WHAT YOU NEED TO DO: Images embedded in the records are excluded; print everything else exactly as given.

WORKING DATA:
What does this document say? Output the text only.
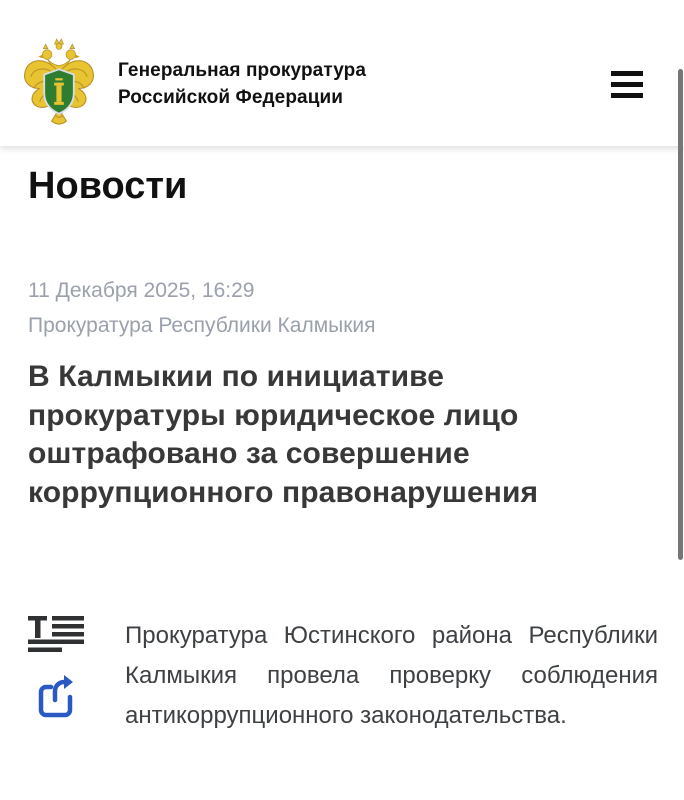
Генеральная прокуратура
Российской Федерации
Новости
11 Декабря 2025, 16:29
Прокуратура Республики Калмыкия
В Калмыкии по инициативе прокуратуры юридическое лицо оштрафовано за совершение коррупционного правонарушения

Прокуратура Юстинского района Республики Калмыкия провела проверку соблюдения антикоррупционного законодательства.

SOLVED EXERCISE:
What does this document say? Output the text only.
Генеральная прокуратура
Российской Федерации
Новости
11 Декабря 2025, 16:29
Прокуратура Республики Калмыкия
В Калмыкии по инициативе прокуратуры юридическое лицо оштрафовано за совершение коррупционного правонарушения

Прокуратура Юстинского района Республики Калмыкия провела проверку соблюдения антикоррупционного законодательства.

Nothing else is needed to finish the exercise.